*Brief:* Copy all the entries word for word, but omit the pictures.

═════ Data provided

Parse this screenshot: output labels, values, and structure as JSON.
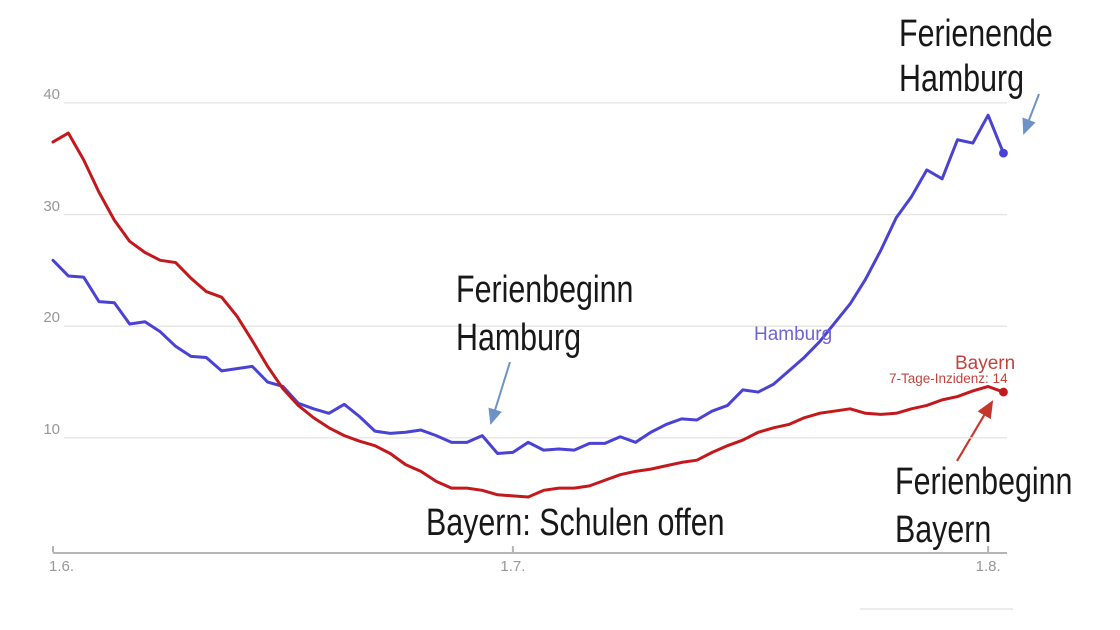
{
  "chart_data": {
    "type": "line",
    "title": "",
    "subtitle": "",
    "x_axis": {
      "start_date": "1.6.",
      "end_date": "2.8.",
      "interval": "daily",
      "ticks": [
        {
          "label": "1.6.",
          "day": 0,
          "align": "left"
        },
        {
          "label": "1.7.",
          "day": 30,
          "align": "center"
        },
        {
          "label": "1.8.",
          "day": 61,
          "align": "center"
        }
      ]
    },
    "y_axis": {
      "range": [
        0,
        40
      ],
      "grid": true,
      "ticks": [
        {
          "label": "40",
          "v": 40
        },
        {
          "label": "30",
          "v": 30
        },
        {
          "label": "20",
          "v": 20
        },
        {
          "label": "10",
          "v": 10
        }
      ]
    },
    "series": [
      {
        "name": "Hamburg",
        "label_color": "#7064d6",
        "stroke": "#4a42d4",
        "end_dot": true,
        "values": [
          25.9,
          24.5,
          24.4,
          22.2,
          22.1,
          20.2,
          20.4,
          19.5,
          18.2,
          17.3,
          17.2,
          16.0,
          16.2,
          16.4,
          15.0,
          14.6,
          13.1,
          12.6,
          12.2,
          13.0,
          11.9,
          10.6,
          10.4,
          10.5,
          10.7,
          10.2,
          9.6,
          9.6,
          10.2,
          8.6,
          8.7,
          9.6,
          8.9,
          9.0,
          8.9,
          9.5,
          9.5,
          10.1,
          9.6,
          10.5,
          11.2,
          11.7,
          11.6,
          12.4,
          12.9,
          14.3,
          14.1,
          14.8,
          16.0,
          17.2,
          18.6,
          20.3,
          22.0,
          24.2,
          26.8,
          29.7,
          31.6,
          34.0,
          33.2,
          36.7,
          36.4,
          38.9,
          35.5
        ]
      },
      {
        "name": "Bayern",
        "value_label": "7-Tage-Inzidenz: 14",
        "label_color": "#c4423e",
        "stroke": "#c3191c",
        "end_dot": true,
        "values": [
          36.5,
          37.3,
          34.9,
          32.0,
          29.5,
          27.6,
          26.6,
          25.9,
          25.7,
          24.3,
          23.1,
          22.6,
          20.9,
          18.7,
          16.4,
          14.4,
          12.9,
          11.8,
          10.9,
          10.2,
          9.7,
          9.3,
          8.6,
          7.6,
          7.0,
          6.1,
          5.5,
          5.5,
          5.3,
          4.9,
          4.8,
          4.7,
          5.3,
          5.5,
          5.5,
          5.7,
          6.2,
          6.7,
          7.0,
          7.2,
          7.5,
          7.8,
          8.0,
          8.7,
          9.3,
          9.8,
          10.5,
          10.9,
          11.2,
          11.8,
          12.2,
          12.4,
          12.6,
          12.2,
          12.1,
          12.2,
          12.6,
          12.9,
          13.4,
          13.7,
          14.2,
          14.6,
          14.1
        ]
      }
    ],
    "legend_position": "inline-labels"
  },
  "annotations": [
    {
      "id": "ferienende-hamburg",
      "lines": [
        "Ferienende",
        "Hamburg"
      ]
    },
    {
      "id": "ferienbeginn-hamburg",
      "lines": [
        "Ferienbeginn",
        "Hamburg"
      ]
    },
    {
      "id": "bayern-schulen-offen",
      "lines": [
        "Bayern: Schulen offen"
      ]
    },
    {
      "id": "ferienbeginn-bayern",
      "lines": [
        "Ferienbeginn",
        "Bayern"
      ]
    }
  ],
  "colors": {
    "hamburg_line": "#4a42d4",
    "bayern_line": "#c3191c",
    "hamburg_label": "#7064d6",
    "bayern_label": "#c4423e",
    "annotation_text": "#181818",
    "blue_arrow": "#6d92c6",
    "red_arrow": "#c5372b",
    "gridline": "#e4e4e4",
    "axis": "#b5b5b5",
    "axis_text": "#979797"
  }
}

══════════

*Written reply:*
Parse this screenshot: output labels, values, and structure as JSON.
{
  "chart_data": {
    "type": "line",
    "title": "",
    "subtitle": "",
    "x_axis": {
      "start_date": "1.6.",
      "end_date": "2.8.",
      "interval": "daily",
      "ticks": [
        {
          "label": "1.6.",
          "day": 0,
          "align": "left"
        },
        {
          "label": "1.7.",
          "day": 30,
          "align": "center"
        },
        {
          "label": "1.8.",
          "day": 61,
          "align": "center"
        }
      ]
    },
    "y_axis": {
      "range": [
        0,
        40
      ],
      "grid": true,
      "ticks": [
        {
          "label": "40",
          "v": 40
        },
        {
          "label": "30",
          "v": 30
        },
        {
          "label": "20",
          "v": 20
        },
        {
          "label": "10",
          "v": 10
        }
      ]
    },
    "series": [
      {
        "name": "Hamburg",
        "label_color": "#7064d6",
        "stroke": "#4a42d4",
        "end_dot": true,
        "values": [
          25.9,
          24.5,
          24.4,
          22.2,
          22.1,
          20.2,
          20.4,
          19.5,
          18.2,
          17.3,
          17.2,
          16.0,
          16.2,
          16.4,
          15.0,
          14.6,
          13.1,
          12.6,
          12.2,
          13.0,
          11.9,
          10.6,
          10.4,
          10.5,
          10.7,
          10.2,
          9.6,
          9.6,
          10.2,
          8.6,
          8.7,
          9.6,
          8.9,
          9.0,
          8.9,
          9.5,
          9.5,
          10.1,
          9.6,
          10.5,
          11.2,
          11.7,
          11.6,
          12.4,
          12.9,
          14.3,
          14.1,
          14.8,
          16.0,
          17.2,
          18.6,
          20.3,
          22.0,
          24.2,
          26.8,
          29.7,
          31.6,
          34.0,
          33.2,
          36.7,
          36.4,
          38.9,
          35.5
        ]
      },
      {
        "name": "Bayern",
        "value_label": "7-Tage-Inzidenz: 14",
        "label_color": "#c4423e",
        "stroke": "#c3191c",
        "end_dot": true,
        "values": [
          36.5,
          37.3,
          34.9,
          32.0,
          29.5,
          27.6,
          26.6,
          25.9,
          25.7,
          24.3,
          23.1,
          22.6,
          20.9,
          18.7,
          16.4,
          14.4,
          12.9,
          11.8,
          10.9,
          10.2,
          9.7,
          9.3,
          8.6,
          7.6,
          7.0,
          6.1,
          5.5,
          5.5,
          5.3,
          4.9,
          4.8,
          4.7,
          5.3,
          5.5,
          5.5,
          5.7,
          6.2,
          6.7,
          7.0,
          7.2,
          7.5,
          7.8,
          8.0,
          8.7,
          9.3,
          9.8,
          10.5,
          10.9,
          11.2,
          11.8,
          12.2,
          12.4,
          12.6,
          12.2,
          12.1,
          12.2,
          12.6,
          12.9,
          13.4,
          13.7,
          14.2,
          14.6,
          14.1
        ]
      }
    ],
    "legend_position": "inline-labels"
  },
  "annotations": [
    {
      "id": "ferienende-hamburg",
      "lines": [
        "Ferienende",
        "Hamburg"
      ]
    },
    {
      "id": "ferienbeginn-hamburg",
      "lines": [
        "Ferienbeginn",
        "Hamburg"
      ]
    },
    {
      "id": "bayern-schulen-offen",
      "lines": [
        "Bayern: Schulen offen"
      ]
    },
    {
      "id": "ferienbeginn-bayern",
      "lines": [
        "Ferienbeginn",
        "Bayern"
      ]
    }
  ],
  "colors": {
    "hamburg_line": "#4a42d4",
    "bayern_line": "#c3191c",
    "hamburg_label": "#7064d6",
    "bayern_label": "#c4423e",
    "annotation_text": "#181818",
    "blue_arrow": "#6d92c6",
    "red_arrow": "#c5372b",
    "gridline": "#e4e4e4",
    "axis": "#b5b5b5",
    "axis_text": "#979797"
  }
}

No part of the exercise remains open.